[Stored data entries]
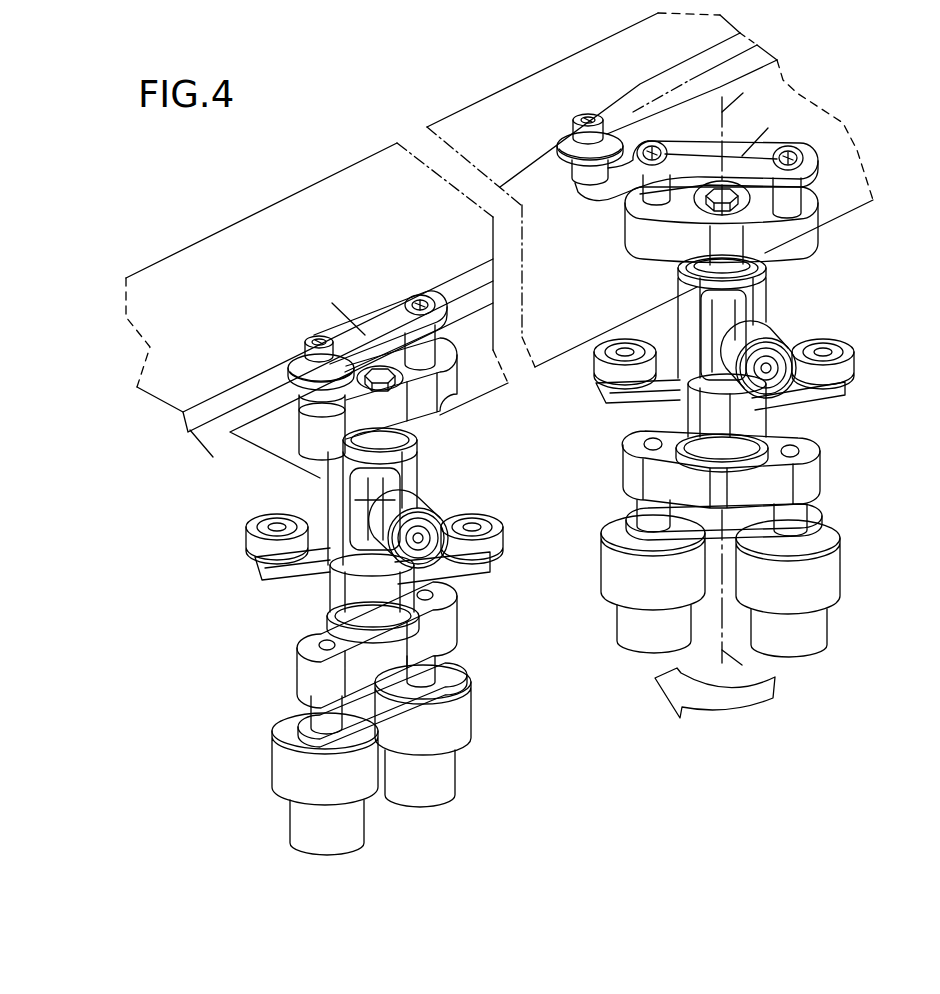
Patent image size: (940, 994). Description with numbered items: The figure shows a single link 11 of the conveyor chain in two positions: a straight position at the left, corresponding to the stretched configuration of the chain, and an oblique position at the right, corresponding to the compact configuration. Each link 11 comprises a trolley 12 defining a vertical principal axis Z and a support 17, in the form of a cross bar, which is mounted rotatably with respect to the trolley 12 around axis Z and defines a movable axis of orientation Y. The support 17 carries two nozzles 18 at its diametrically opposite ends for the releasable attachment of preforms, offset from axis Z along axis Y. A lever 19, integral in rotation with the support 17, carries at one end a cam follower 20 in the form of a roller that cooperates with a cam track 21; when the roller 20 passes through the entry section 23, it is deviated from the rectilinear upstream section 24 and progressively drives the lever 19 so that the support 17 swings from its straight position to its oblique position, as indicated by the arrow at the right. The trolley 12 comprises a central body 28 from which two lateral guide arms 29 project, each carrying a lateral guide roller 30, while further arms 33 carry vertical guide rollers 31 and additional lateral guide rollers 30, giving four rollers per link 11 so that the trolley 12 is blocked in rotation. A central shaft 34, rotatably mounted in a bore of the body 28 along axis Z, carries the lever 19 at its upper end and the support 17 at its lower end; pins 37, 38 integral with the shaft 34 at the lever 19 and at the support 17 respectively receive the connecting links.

The link 11 is at (862, 329).
The trolley 12 is at (770, 295).
The support 17 is at (808, 477).
The nozzle 18 is at (620, 625).
The lever 19 is at (625, 168).
The cam follower 20 is at (570, 163).
The cam track 21 is at (610, 101).
The entry section 23 is at (591, 375).
The rectilinear upstream section 24 is at (236, 380).
The central body 28 is at (747, 425).
The lateral guide arm 29 is at (652, 393).
The lateral guide roller 30 is at (842, 366).
The vertical guide roller 31 is at (773, 340).
The arm 33 is at (717, 323).
The central shaft 34 is at (700, 450).
The pin 37 is at (792, 197).
The pin 38 is at (643, 506).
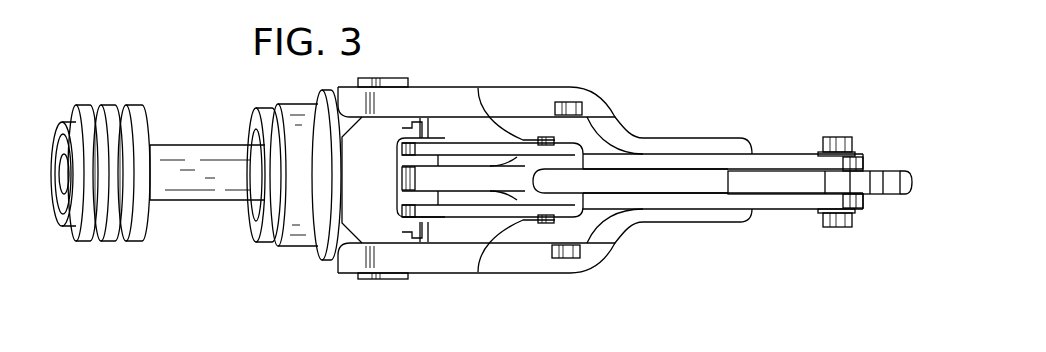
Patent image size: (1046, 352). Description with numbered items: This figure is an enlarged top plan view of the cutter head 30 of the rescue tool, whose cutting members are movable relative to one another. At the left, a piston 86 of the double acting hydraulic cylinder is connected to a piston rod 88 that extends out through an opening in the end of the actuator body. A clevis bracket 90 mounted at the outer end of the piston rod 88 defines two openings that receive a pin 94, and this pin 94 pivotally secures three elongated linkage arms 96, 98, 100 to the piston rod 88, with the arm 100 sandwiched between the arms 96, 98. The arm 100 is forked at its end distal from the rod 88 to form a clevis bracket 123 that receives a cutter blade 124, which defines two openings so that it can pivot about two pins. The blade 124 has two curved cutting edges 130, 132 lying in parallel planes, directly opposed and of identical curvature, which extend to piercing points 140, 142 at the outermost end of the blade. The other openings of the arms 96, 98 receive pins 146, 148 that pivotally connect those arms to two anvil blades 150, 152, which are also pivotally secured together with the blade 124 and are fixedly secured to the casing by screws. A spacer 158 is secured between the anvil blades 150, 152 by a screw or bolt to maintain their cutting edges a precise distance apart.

The cutter head 30 is at (689, 128).
The piston 86 is at (84, 105).
The piston rod 88 is at (214, 150).
The clevis bracket 90 is at (430, 158).
The pin 94 is at (433, 222).
The linkage arm 96 is at (490, 217).
The linkage arm 98 is at (473, 143).
The linkage arm 100 is at (480, 177).
The clevis bracket 123 is at (498, 215).
The cutter blade 124 is at (914, 194).
The curved cutting edge 130 is at (898, 195).
The curved cutting edge 132 is at (889, 171).
The piercing point 140 is at (718, 186).
The piercing point 142 is at (726, 177).
The pin 146 is at (563, 258).
The pin 148 is at (566, 102).
The anvil blade 150 is at (778, 209).
The anvil blade 152 is at (780, 154).
The spacer 158 is at (835, 137).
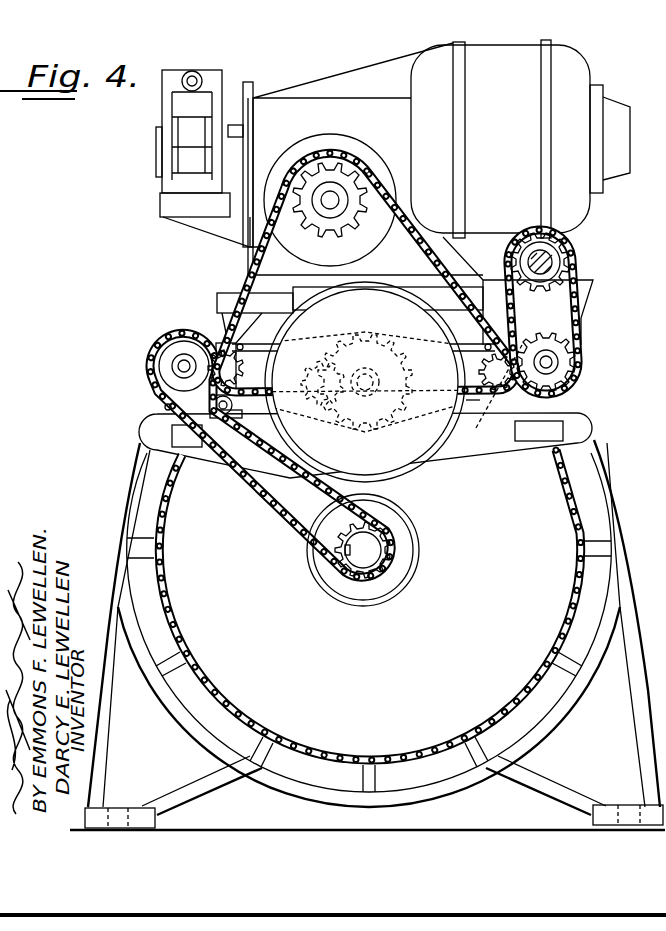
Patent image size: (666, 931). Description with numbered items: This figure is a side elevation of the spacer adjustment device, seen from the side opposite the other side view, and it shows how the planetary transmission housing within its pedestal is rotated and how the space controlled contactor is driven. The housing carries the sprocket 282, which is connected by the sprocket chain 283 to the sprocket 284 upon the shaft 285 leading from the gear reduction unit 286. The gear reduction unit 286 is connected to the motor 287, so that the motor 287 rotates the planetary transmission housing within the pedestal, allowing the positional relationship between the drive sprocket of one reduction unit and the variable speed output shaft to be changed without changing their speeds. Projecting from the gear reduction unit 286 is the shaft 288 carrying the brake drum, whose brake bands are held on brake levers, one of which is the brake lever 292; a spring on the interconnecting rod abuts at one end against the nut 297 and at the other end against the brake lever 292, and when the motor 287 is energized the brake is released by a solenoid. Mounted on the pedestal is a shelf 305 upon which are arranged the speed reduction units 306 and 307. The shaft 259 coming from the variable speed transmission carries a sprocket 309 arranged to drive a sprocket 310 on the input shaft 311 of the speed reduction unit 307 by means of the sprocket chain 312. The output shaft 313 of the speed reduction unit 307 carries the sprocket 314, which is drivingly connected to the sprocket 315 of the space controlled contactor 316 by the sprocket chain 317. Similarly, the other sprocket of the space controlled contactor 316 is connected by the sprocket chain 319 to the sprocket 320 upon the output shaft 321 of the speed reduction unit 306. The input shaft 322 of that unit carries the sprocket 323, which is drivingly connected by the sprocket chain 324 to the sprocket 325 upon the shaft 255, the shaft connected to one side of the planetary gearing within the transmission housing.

The shaft 255 is at (375, 559).
The shaft 259 is at (548, 258).
The sprocket 282 is at (178, 532).
The sprocket chain 283 is at (163, 566).
The sprocket 284 is at (295, 163).
The shaft 285 is at (340, 190).
The gear reduction unit 286 is at (335, 73).
The motor 287 is at (586, 73).
The shaft 288 is at (236, 124).
The brake lever 292 is at (163, 104).
The nut 297 is at (192, 71).
The shelf 305 is at (150, 431).
The speed reduction unit 306 is at (165, 407).
The speed reduction unit 307 is at (556, 398).
The sprocket 309 is at (566, 271).
The sprocket 310 is at (565, 366).
The input shaft 311 is at (556, 361).
The sprocket chain 312 is at (582, 318).
The output shaft 313 is at (535, 340).
The sprocket 314 is at (508, 392).
The sprocket 315 is at (407, 368).
The space controlled contactor 316 is at (405, 460).
The sprocket chain 317 is at (478, 400).
The sprocket chain 319 is at (262, 345).
The sprocket 320 is at (226, 355).
The output shaft 321 is at (200, 332).
The input shaft 322 is at (178, 367).
The sprocket 323 is at (170, 352).
The sprocket chain 324 is at (260, 491).
The sprocket 325 is at (315, 543).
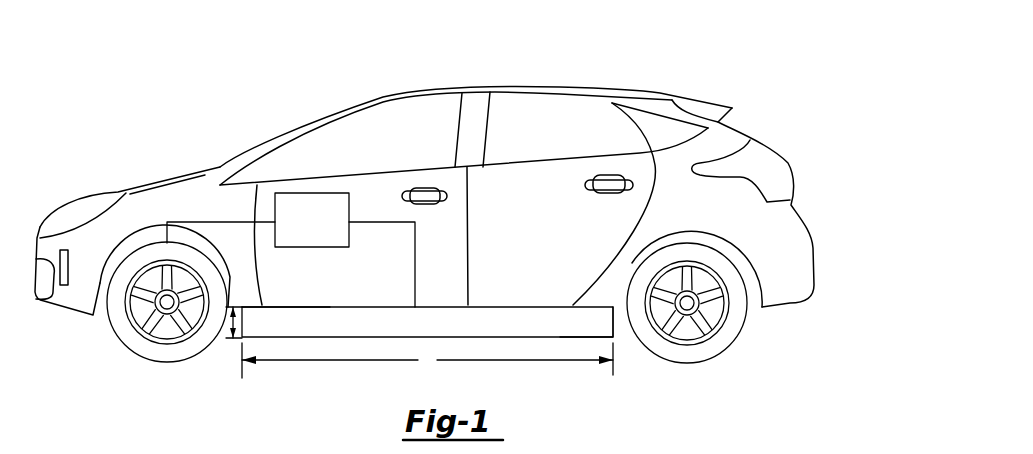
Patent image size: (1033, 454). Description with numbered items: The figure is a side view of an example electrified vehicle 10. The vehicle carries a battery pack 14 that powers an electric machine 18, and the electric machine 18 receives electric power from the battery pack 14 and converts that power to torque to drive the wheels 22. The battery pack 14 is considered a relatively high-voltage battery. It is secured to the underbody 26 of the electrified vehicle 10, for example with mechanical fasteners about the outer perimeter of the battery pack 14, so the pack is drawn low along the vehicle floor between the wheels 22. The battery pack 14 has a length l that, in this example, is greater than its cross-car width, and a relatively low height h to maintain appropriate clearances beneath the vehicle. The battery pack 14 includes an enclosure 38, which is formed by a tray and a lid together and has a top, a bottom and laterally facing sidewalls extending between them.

Stated goal.
Lay out each line of the listing above as a JSON list of strings, one string per line, with blank lines omitted. Leave the pictures out of the answer.

Answer to this exercise.
[
  "Patent image size: (940, 994). Description with numbered items: The figure shows a single link 11 of the conveyor chain in two positions: a straight position at the left, corresponding to the stretched configuration of the chain, and an oblique position at the right, corresponding to the compact configuration. Each link 11 comprises a trolley 12 defining a vertical principal axis Z and a support 17, in the form of a cross bar, which is mounted rotatably with respect to the trolley 12 around axis Z and defines a movable axis of orientation Y. The support 17 carries two nozzles 18 at its diametrically opposite ends for the releasable attachment of preforms, offset from axis Z along axis Y. A lever 19, integral in rotation with the support 17, carries at one end a cam follower 20 in the form of a roller that cooperates with a cam track 21; when the roller 20 passes through the entry section 23, it is deviated from the rectilinear upstream section 24 and progressively drives the lever 19 so that the support 17 swings from its straight position to its oblique position, as indicated by the arrow at the right. The trolley 12 comprises a central body 28 from which two lateral guide arms 29 project, each carrying a lateral guide roller 30, while further arms 33 carry vertical guide rollers 31 and additional lateral guide rollers 30, giving four rollers per link 11 so that the trolley 12 is blocked in rotation. A central shaft 34, rotatably mounted in a bore of the body 28 along axis Z, carries the lever 19 at its upper end and the support 17 at its lower end; pins 37, 38 integral with the shaft 34 at the lever 19 and at the support 17 respectively receive the connecting links.",
  "The link 11 is at (862, 329).",
  "The trolley 12 is at (770, 295).",
  "The support 17 is at (808, 477).",
  "The nozzle 18 is at (620, 625).",
  "The lever 19 is at (625, 168).",
  "The cam follower 20 is at (570, 163).",
  "The cam track 21 is at (610, 101).",
  "The entry section 23 is at (591, 375).",
  "The rectilinear upstream section 24 is at (236, 380).",
  "The central body 28 is at (747, 425).",
  "The lateral guide arm 29 is at (652, 393).",
  "The lateral guide roller 30 is at (842, 366).",
  "The vertical guide roller 31 is at (773, 340).",
  "The arm 33 is at (717, 323).",
  "The central shaft 34 is at (700, 450).",
  "The pin 37 is at (792, 197).",
  "The pin 38 is at (643, 506).",
  "Patent image size: (1046, 352). Description with numbered items: This figure is an enlarged top plan view of the cutter head 30 of the rescue tool, whose cutting members are movable relative to one another. At the left, a piston 86 of the double acting hydraulic cylinder is connected to a piston rod 88 that extends out through an opening in the end of the actuator body. A clevis bracket 90 mounted at the outer end of the piston rod 88 defines two openings that receive a pin 94, and this pin 94 pivotally secures three elongated linkage arms 96, 98, 100 to the piston rod 88, with the arm 100 sandwiched between the arms 96, 98. The arm 100 is forked at its end distal from the rod 88 to form a clevis bracket 123 that receives a cutter blade 124, which defines two openings so that it can pivot about two pins. The blade 124 has two curved cutting edges 130, 132 lying in parallel planes, directly opposed and of identical curvature, which extend to piercing points 140, 142 at the outermost end of the blade. The other openings of the arms 96, 98 receive pins 146, 148 that pivotally connect those arms to two anvil blades 150, 152, which are also pivotally secured together with the blade 124 and are fixedly secured to the casing by screws. A spacer 158 is secured between the anvil blades 150, 152 by a screw or bolt to maintain their cutting edges a precise distance apart.",
  "The cutter head 30 is at (689, 128).",
  "The piston 86 is at (84, 105).",
  "The piston rod 88 is at (214, 150).",
  "The clevis bracket 90 is at (430, 158).",
  "The pin 94 is at (433, 222).",
  "The linkage arm 96 is at (490, 217).",
  "The linkage arm 98 is at (473, 143).",
  "The linkage arm 100 is at (480, 177).",
  "The clevis bracket 123 is at (498, 215).",
  "The cutter blade 124 is at (914, 194).",
  "The curved cutting edge 130 is at (898, 195).",
  "The curved cutting edge 132 is at (889, 171).",
  "The piercing point 140 is at (718, 186).",
  "The piercing point 142 is at (726, 177).",
  "The pin 146 is at (563, 258).",
  "The pin 148 is at (566, 102).",
  "The anvil blade 150 is at (778, 209).",
  "The anvil blade 152 is at (780, 154).",
  "The spacer 158 is at (835, 137).",
  "Patent image size: (666, 931). Description with numbered items: This figure is a side elevation of the spacer adjustment device, seen from the side opposite the other side view, and it shows how the planetary transmission housing within its pedestal is rotated and how the space controlled contactor is driven. The housing carries the sprocket 282, which is connected by the sprocket chain 283 to the sprocket 284 upon the shaft 285 leading from the gear reduction unit 286. The gear reduction unit 286 is connected to the motor 287, so that the motor 287 rotates the planetary transmission housing within the pedestal, allowing the positional relationship between the drive sprocket of one reduction unit and the variable speed output shaft to be changed without changing their speeds. Projecting from the gear reduction unit 286 is the shaft 288 carrying the brake drum, whose brake bands are held on brake levers, one of which is the brake lever 292; a spring on the interconnecting rod abuts at one end against the nut 297 and at the other end against the brake lever 292, and when the motor 287 is energized the brake is released by a solenoid. Mounted on the pedestal is a shelf 305 upon which are arranged the speed reduction units 306 and 307. The shaft 259 coming from the variable speed transmission carries a sprocket 309 arranged to drive a sprocket 310 on the input shaft 311 of the speed reduction unit 307 by means of the sprocket chain 312. The output shaft 313 of the speed reduction unit 307 carries the sprocket 314, which is drivingly connected to the sprocket 315 of the space controlled contactor 316 by the sprocket chain 317. Similarly, the other sprocket of the space controlled contactor 316 is connected by the sprocket chain 319 to the sprocket 320 upon the output shaft 321 of the speed reduction unit 306. The input shaft 322 of that unit carries the sprocket 323, which is drivingly connected by the sprocket chain 324 to the sprocket 325 upon the shaft 255, the shaft connected to one side of the planetary gearing within the transmission housing.",
  "The shaft 255 is at (375, 559).",
  "The shaft 259 is at (548, 258).",
  "The sprocket 282 is at (178, 532).",
  "The sprocket chain 283 is at (163, 566).",
  "The sprocket 284 is at (295, 163).",
  "The shaft 285 is at (340, 190).",
  "The gear reduction unit 286 is at (335, 73).",
  "The motor 287 is at (586, 73).",
  "The shaft 288 is at (236, 124).",
  "The brake lever 292 is at (163, 104).",
  "The nut 297 is at (192, 71).",
  "The shelf 305 is at (150, 431).",
  "The speed reduction unit 306 is at (165, 407).",
  "The speed reduction unit 307 is at (556, 398).",
  "The sprocket 309 is at (566, 271).",
  "The sprocket 310 is at (565, 366).",
  "The input shaft 311 is at (556, 361).",
  "The sprocket chain 312 is at (582, 318).",
  "The output shaft 313 is at (535, 340).",
  "The sprocket 314 is at (508, 392).",
  "The sprocket 315 is at (407, 368).",
  "The space controlled contactor 316 is at (405, 460).",
  "The sprocket chain 317 is at (478, 400).",
  "The sprocket chain 319 is at (262, 345).",
  "The sprocket 320 is at (226, 355).",
  "The output shaft 321 is at (200, 332).",
  "The input shaft 322 is at (178, 367).",
  "The sprocket 323 is at (170, 352).",
  "The sprocket chain 324 is at (260, 491).",
  "The sprocket 325 is at (315, 543).",
  "Patent image size: (1033, 454). Description with numbered items: The figure is a side view of an example electrified vehicle 10. The vehicle carries a battery pack 14 that powers an electric machine 18, and the electric machine 18 receives electric power from the battery pack 14 and converts that power to torque to drive the wheels 22. The battery pack 14 is considered a relatively high-voltage battery. It is secured to the underbody 26 of the electrified vehicle 10, for example with mechanical fasteners about the outer perimeter of the battery pack 14, so the pack is drawn low along the vehicle floor between the wheels 22. The battery pack 14 has a length l that, in this example, is greater than its cross-car width, and a relatively low height h to maintain appropriate clearances beneath the vehicle. The battery pack 14 includes an enclosure 38, which is formed by a tray and a lid together and has a top, a bottom and laterally facing sidewalls extending between them."
]